* EXERCISE DESCRIPTION *
Produce an exact copy of all the records.

________________________

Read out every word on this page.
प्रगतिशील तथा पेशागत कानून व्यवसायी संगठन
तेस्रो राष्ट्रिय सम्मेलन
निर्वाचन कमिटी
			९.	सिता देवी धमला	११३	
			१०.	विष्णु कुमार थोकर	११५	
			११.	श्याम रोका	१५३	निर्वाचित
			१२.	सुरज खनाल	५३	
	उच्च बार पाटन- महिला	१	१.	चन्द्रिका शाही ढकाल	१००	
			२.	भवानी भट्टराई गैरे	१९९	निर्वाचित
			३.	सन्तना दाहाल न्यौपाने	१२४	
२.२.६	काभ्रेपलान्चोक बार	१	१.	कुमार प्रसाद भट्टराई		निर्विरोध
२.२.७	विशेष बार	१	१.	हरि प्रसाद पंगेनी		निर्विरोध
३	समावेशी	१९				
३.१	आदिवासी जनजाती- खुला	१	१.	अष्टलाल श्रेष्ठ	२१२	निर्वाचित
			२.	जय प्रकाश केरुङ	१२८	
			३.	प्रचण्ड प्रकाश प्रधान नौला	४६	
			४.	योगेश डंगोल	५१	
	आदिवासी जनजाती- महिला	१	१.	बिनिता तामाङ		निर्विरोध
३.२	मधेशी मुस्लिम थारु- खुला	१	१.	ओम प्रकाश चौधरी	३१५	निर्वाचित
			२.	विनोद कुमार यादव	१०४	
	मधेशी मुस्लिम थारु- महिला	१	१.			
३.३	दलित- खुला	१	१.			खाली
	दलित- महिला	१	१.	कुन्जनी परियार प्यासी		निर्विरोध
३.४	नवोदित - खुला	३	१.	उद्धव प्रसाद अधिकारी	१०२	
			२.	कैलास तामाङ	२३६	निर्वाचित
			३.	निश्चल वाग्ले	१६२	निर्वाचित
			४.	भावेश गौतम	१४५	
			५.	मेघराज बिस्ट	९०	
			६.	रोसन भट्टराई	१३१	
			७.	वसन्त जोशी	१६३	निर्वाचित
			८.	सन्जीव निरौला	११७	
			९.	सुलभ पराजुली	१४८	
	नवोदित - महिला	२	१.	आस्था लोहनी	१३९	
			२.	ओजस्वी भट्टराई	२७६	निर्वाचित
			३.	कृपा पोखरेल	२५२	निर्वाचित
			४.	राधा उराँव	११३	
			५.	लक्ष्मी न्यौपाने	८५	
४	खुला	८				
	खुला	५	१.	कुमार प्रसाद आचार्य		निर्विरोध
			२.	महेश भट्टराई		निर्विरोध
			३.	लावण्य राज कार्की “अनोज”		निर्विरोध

________________________

* EXPECTED ANSWER *
Read out every word on this page.
प्रगतिशील तथा पेशागत कानून व्यवसायी संगठन
तेस्रो राष्ट्रिय सम्मेलन
निर्वाचन कमिटी
			९.	सिता देवी धमला	११३	
			१०.	विष्णु कुमार थोकर	११५	
			११.	श्याम रोका	१५३	निर्वाचित
			१२.	सुरज खनाल	५३	
	उच्च बार पाटन- महिला	१	१.	चन्द्रिका शाही ढकाल	१००	
			२.	भवानी भट्टराई गैरे	१९९	निर्वाचित
			३.	सन्तना दाहाल न्यौपाने	१२४	
२.२.६	काभ्रेपलान्चोक बार	१	१.	कुमार प्रसाद भट्टराई		निर्विरोध
२.२.७	विशेष बार	१	१.	हरि प्रसाद पंगेनी		निर्विरोध
३	समावेशी	१९				
३.१	आदिवासी जनजाती- खुला	१	१.	अष्टलाल श्रेष्ठ	२१२	निर्वाचित
			२.	जय प्रकाश केरुङ	१२८	
			३.	प्रचण्ड प्रकाश प्रधान नौला	४६	
			४.	योगेश डंगोल	५१	
	आदिवासी जनजाती- महिला	१	१.	बिनिता तामाङ		निर्विरोध
३.२	मधेशी मुस्लिम थारु- खुला	१	१.	ओम प्रकाश चौधरी	३१५	निर्वाचित
			२.	विनोद कुमार यादव	१०४	
	मधेशी मुस्लिम थारु- महिला	१	१.			
३.३	दलित- खुला	१	१.			खाली
	दलित- महिला	१	१.	कुन्जनी परियार प्यासी		निर्विरोध
३.४	नवोदित - खुला	३	१.	उद्धव प्रसाद अधिकारी	१०२	
			२.	कैलास तामाङ	२३६	निर्वाचित
			३.	निश्चल वाग्ले	१६२	निर्वाचित
			४.	भावेश गौतम	१४५	
			५.	मेघराज बिस्ट	९०	
			६.	रोसन भट्टराई	१३१	
			७.	वसन्त जोशी	१६३	निर्वाचित
			८.	सन्जीव निरौला	११७	
			९.	सुलभ पराजुली	१४८	
	नवोदित - महिला	२	१.	आस्था लोहनी	१३९	
			२.	ओजस्वी भट्टराई	२७६	निर्वाचित
			३.	कृपा पोखरेल	२५२	निर्वाचित
			४.	राधा उराँव	११३	
			५.	लक्ष्मी न्यौपाने	८५	
४	खुला	८				
	खुला	५	१.	कुमार प्रसाद आचार्य		निर्विरोध
			२.	महेश भट्टराई		निर्विरोध
			३.	लावण्य राज कार्की “अनोज”		निर्विरोध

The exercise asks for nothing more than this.